Report how many lines below contain the word "کننده". Give only the number.

## Start Record excerpts

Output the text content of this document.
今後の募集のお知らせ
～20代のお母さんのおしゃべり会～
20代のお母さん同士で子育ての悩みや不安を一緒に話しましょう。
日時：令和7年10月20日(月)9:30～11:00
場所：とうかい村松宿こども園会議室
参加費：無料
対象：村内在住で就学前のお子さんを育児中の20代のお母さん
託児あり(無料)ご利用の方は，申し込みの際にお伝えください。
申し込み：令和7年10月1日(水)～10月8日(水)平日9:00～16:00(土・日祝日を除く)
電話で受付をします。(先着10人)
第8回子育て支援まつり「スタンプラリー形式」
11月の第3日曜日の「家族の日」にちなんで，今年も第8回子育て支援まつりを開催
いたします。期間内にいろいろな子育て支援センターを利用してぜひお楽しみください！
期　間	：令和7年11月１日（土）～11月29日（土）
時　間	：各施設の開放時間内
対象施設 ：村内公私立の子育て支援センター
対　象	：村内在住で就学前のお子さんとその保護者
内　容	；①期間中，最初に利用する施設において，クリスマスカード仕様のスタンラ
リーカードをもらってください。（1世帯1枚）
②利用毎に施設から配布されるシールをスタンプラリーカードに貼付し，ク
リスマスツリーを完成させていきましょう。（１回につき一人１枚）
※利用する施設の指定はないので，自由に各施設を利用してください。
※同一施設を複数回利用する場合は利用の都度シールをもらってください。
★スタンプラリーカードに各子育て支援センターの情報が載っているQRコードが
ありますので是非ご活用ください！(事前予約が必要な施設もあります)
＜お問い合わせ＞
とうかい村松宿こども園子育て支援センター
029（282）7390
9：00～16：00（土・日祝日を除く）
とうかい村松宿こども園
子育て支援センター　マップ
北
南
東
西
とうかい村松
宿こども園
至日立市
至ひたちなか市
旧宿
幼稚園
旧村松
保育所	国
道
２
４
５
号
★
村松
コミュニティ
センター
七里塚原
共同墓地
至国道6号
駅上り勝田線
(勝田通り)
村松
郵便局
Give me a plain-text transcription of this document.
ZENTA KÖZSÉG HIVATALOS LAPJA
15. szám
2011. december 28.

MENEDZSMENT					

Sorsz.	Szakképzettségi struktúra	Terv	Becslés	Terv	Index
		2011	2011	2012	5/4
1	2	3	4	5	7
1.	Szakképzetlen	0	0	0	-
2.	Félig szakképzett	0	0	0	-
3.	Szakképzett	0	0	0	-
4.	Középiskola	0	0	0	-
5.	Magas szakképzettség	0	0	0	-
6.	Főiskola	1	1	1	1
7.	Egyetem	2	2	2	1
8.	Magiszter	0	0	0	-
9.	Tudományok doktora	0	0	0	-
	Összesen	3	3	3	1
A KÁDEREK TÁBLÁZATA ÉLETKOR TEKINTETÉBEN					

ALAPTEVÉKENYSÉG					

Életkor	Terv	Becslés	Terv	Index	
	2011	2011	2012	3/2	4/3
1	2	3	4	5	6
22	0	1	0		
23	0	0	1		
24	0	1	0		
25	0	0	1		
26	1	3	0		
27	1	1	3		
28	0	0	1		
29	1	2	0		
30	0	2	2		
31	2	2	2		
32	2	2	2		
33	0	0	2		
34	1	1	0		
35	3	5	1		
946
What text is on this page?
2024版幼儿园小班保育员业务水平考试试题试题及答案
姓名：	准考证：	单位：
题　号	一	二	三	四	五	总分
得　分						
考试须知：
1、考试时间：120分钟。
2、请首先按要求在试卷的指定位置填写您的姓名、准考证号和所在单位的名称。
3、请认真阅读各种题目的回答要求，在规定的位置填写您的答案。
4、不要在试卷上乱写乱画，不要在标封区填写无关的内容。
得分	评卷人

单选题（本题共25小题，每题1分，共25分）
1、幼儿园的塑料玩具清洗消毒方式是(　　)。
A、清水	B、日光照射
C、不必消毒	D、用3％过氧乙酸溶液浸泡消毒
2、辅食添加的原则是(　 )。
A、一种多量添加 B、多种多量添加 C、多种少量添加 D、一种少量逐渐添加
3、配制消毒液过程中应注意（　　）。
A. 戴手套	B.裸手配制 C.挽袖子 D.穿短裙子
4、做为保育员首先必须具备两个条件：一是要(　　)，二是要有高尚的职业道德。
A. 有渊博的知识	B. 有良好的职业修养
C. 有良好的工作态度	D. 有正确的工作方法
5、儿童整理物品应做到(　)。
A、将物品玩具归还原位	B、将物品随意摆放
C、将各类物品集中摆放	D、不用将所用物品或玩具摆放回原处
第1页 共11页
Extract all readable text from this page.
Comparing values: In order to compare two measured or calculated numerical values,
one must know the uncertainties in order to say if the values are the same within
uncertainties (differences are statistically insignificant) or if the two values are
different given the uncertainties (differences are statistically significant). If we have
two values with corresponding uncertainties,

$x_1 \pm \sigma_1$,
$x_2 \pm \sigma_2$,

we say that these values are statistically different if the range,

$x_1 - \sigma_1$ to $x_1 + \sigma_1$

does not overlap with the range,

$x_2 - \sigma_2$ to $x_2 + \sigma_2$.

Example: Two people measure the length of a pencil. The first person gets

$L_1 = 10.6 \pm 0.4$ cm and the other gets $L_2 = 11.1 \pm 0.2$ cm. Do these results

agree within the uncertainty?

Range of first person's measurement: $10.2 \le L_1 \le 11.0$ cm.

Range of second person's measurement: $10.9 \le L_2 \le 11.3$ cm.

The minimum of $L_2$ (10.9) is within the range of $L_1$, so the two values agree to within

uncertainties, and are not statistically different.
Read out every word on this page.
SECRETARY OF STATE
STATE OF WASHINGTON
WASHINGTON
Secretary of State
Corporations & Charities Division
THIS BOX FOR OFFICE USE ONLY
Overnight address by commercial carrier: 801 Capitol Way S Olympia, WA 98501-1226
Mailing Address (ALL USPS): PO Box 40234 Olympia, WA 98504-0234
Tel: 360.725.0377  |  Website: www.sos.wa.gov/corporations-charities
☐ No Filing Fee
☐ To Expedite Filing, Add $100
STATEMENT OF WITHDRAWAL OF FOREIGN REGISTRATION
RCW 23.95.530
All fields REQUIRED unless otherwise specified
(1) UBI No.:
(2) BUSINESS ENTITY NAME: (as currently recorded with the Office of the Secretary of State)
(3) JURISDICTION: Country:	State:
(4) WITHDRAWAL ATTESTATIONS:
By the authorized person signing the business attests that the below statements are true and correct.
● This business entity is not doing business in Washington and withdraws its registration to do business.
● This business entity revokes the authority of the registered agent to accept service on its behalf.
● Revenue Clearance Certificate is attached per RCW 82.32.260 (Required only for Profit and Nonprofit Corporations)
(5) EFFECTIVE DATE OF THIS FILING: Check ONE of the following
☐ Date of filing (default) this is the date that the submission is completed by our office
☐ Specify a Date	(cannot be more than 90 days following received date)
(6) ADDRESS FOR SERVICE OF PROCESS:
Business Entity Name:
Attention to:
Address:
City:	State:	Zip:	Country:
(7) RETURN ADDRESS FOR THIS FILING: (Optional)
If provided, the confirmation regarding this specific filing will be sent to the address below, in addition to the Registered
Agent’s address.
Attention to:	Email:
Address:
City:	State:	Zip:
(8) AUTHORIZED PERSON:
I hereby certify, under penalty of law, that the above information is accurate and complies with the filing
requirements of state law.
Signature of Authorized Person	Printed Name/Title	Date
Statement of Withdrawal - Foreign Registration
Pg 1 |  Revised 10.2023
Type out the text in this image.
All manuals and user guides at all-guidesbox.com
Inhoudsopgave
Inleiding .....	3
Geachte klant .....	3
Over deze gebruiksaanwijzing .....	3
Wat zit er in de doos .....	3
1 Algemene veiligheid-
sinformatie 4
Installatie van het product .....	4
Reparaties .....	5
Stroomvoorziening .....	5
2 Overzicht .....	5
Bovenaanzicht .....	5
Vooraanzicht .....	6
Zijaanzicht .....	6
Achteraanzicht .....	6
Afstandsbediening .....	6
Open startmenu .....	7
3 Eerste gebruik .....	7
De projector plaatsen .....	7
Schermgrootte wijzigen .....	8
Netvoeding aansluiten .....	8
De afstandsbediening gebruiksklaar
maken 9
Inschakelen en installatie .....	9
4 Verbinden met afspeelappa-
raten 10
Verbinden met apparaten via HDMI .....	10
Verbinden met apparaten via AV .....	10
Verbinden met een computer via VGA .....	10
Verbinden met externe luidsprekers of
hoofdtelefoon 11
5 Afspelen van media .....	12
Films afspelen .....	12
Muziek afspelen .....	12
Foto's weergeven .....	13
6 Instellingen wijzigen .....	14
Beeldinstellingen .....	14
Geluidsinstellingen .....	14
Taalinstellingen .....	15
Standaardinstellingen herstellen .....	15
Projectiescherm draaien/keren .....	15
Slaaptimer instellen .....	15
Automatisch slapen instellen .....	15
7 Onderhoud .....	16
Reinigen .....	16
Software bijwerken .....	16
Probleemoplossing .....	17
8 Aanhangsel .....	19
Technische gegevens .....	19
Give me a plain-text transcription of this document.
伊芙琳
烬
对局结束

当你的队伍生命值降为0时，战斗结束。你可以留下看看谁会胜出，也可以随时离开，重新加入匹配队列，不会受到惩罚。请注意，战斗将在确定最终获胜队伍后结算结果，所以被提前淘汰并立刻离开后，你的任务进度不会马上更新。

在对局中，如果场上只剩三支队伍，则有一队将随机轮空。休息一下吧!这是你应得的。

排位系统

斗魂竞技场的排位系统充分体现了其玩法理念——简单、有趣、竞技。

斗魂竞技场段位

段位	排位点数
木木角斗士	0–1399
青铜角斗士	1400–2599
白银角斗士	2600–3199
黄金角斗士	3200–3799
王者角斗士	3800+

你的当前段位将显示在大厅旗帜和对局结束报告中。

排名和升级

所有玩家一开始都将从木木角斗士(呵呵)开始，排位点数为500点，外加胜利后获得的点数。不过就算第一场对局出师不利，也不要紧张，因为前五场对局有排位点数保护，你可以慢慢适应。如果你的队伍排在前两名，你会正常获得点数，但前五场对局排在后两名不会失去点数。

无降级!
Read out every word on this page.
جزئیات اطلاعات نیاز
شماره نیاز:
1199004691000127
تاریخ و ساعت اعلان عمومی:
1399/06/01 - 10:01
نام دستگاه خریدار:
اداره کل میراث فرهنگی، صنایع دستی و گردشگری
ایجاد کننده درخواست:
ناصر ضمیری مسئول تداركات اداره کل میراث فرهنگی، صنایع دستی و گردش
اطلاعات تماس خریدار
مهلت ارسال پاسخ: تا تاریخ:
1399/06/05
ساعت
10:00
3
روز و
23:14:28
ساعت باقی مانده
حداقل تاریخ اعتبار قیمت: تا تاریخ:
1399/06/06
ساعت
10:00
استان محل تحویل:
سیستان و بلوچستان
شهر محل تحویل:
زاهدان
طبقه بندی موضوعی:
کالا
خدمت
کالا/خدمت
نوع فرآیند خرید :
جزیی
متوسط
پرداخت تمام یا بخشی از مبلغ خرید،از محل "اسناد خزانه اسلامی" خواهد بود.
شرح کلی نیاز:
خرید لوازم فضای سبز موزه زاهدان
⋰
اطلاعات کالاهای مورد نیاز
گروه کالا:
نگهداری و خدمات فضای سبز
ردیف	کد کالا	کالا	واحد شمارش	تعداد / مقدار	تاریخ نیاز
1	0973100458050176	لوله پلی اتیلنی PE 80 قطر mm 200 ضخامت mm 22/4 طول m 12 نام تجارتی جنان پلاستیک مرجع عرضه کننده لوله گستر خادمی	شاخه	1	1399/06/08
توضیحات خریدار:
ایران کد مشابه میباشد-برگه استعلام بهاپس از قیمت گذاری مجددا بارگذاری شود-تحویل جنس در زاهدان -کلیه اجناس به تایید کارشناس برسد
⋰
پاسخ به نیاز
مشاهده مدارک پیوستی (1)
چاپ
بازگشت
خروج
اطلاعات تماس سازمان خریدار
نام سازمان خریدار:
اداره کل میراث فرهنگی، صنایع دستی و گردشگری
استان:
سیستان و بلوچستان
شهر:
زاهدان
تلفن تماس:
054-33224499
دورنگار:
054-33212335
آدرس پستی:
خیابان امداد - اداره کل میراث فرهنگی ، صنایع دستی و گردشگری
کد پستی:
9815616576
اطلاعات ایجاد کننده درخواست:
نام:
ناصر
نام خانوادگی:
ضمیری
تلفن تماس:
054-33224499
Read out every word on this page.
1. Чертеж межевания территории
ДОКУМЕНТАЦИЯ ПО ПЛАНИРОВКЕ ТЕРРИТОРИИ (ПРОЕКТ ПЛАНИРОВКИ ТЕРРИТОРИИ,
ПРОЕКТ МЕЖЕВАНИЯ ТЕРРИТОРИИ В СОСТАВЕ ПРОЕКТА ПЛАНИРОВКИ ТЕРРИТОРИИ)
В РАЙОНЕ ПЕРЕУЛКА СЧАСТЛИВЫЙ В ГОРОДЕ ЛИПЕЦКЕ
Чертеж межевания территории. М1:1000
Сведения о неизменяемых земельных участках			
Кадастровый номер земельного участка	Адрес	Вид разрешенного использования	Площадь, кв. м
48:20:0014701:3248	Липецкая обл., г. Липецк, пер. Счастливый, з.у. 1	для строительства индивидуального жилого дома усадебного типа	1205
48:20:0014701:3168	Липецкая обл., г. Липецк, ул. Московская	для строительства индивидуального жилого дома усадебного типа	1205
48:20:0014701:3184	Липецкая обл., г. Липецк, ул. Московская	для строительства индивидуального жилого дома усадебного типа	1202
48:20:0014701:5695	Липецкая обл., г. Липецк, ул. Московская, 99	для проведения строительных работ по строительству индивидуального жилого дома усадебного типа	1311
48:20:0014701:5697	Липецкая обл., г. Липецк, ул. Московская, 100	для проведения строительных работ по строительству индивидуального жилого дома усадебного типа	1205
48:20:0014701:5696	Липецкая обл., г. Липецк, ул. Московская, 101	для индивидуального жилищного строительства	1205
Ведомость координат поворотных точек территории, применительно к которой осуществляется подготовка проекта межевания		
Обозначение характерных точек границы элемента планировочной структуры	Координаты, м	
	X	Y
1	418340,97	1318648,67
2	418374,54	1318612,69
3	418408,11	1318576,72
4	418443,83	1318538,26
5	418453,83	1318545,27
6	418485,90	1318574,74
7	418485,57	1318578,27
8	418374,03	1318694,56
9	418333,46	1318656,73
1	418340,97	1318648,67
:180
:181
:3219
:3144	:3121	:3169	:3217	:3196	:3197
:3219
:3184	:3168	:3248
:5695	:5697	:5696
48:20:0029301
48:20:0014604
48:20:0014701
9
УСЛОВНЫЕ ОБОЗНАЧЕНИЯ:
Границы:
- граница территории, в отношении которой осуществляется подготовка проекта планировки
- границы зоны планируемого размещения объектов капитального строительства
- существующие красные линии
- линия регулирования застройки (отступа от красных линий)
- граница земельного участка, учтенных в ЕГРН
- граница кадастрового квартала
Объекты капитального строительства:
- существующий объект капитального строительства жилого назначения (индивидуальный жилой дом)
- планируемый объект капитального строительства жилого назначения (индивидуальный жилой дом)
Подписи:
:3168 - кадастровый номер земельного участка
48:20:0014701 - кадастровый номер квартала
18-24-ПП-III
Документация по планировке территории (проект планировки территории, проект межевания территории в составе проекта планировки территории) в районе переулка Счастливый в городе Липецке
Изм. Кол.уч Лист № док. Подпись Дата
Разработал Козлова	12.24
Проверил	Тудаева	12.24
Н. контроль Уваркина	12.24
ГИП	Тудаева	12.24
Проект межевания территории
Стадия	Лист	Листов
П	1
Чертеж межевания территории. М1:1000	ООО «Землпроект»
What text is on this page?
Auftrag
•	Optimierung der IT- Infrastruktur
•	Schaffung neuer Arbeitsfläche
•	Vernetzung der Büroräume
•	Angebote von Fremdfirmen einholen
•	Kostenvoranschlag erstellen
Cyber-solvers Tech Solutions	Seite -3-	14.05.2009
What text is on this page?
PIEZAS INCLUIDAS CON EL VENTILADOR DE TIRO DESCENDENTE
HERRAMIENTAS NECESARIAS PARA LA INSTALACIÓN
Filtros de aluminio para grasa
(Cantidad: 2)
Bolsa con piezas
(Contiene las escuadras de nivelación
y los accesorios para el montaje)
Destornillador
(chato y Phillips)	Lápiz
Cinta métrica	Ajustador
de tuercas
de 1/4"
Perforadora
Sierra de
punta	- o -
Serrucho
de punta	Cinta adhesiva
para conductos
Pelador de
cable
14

## End Record excerpts

**Task response:** 3